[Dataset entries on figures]
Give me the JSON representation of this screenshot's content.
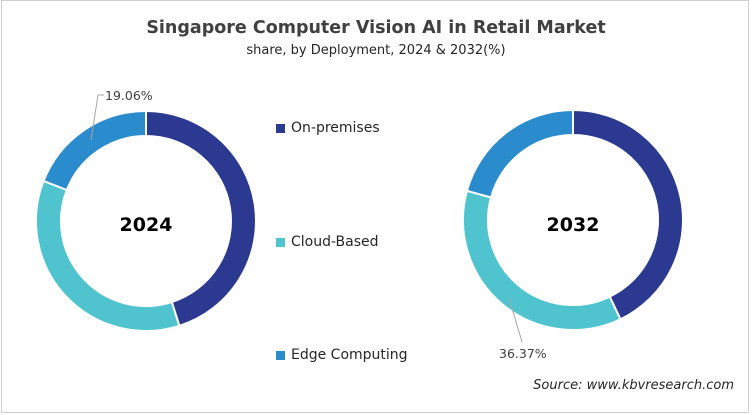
{
  "chart_data": {
    "type": "donut",
    "title": "Singapore Computer Vision AI in Retail Market",
    "subtitle": "share, by Deployment, 2024 & 2032(%)",
    "categories": [
      "On-premises",
      "Cloud-Based",
      "Edge Computing"
    ],
    "colors": [
      "#2b3990",
      "#4fc4cf",
      "#2a8ccc"
    ],
    "legend_position": "center",
    "charts": [
      {
        "label": "2024",
        "values": [
          45.1,
          35.84,
          19.06
        ],
        "data_labels": {
          "Edge Computing": "19.06%"
        }
      },
      {
        "label": "2032",
        "values": [
          42.9,
          36.37,
          20.73
        ],
        "data_labels": {
          "Cloud-Based": "36.37%"
        }
      }
    ],
    "source": "Source: www.kbvresearch.com"
  }
}
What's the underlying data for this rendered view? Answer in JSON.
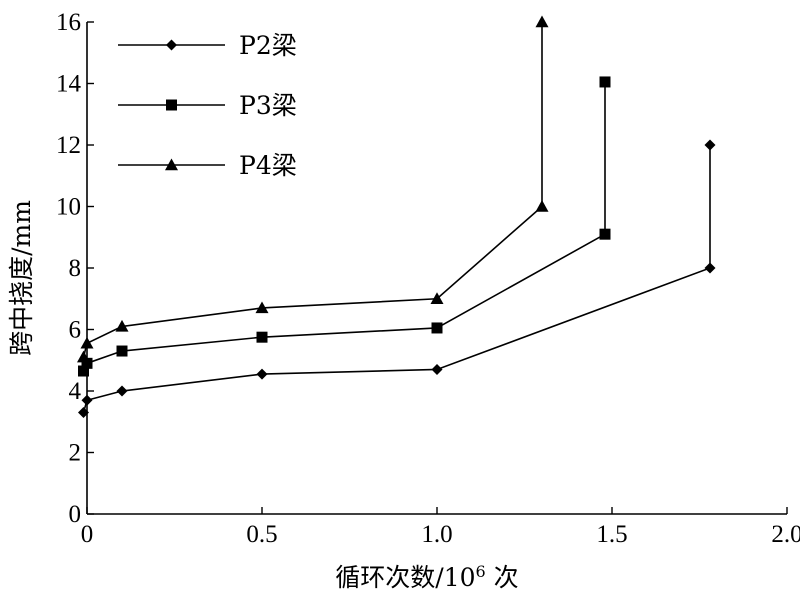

(TASK INSTRUCTIONS): Transcribe the whole listing exactly. Pictures stay out of your copy.

(RESULT OF THE EXERCISE):
Give me the JSON representation of this screenshot's content.
{
  "chart_data": {
    "type": "donut",
    "title": "Singapore Computer Vision AI in Retail Market",
    "subtitle": "share, by Deployment, 2024 & 2032(%)",
    "categories": [
      "On-premises",
      "Cloud-Based",
      "Edge Computing"
    ],
    "colors": [
      "#2b3990",
      "#4fc4cf",
      "#2a8ccc"
    ],
    "legend_position": "center",
    "charts": [
      {
        "label": "2024",
        "values": [
          45.1,
          35.84,
          19.06
        ],
        "data_labels": {
          "Edge Computing": "19.06%"
        }
      },
      {
        "label": "2032",
        "values": [
          42.9,
          36.37,
          20.73
        ],
        "data_labels": {
          "Cloud-Based": "36.37%"
        }
      }
    ],
    "source": "Source: www.kbvresearch.com"
  }
}
What's the underlying data for this rendered view? Answer in JSON.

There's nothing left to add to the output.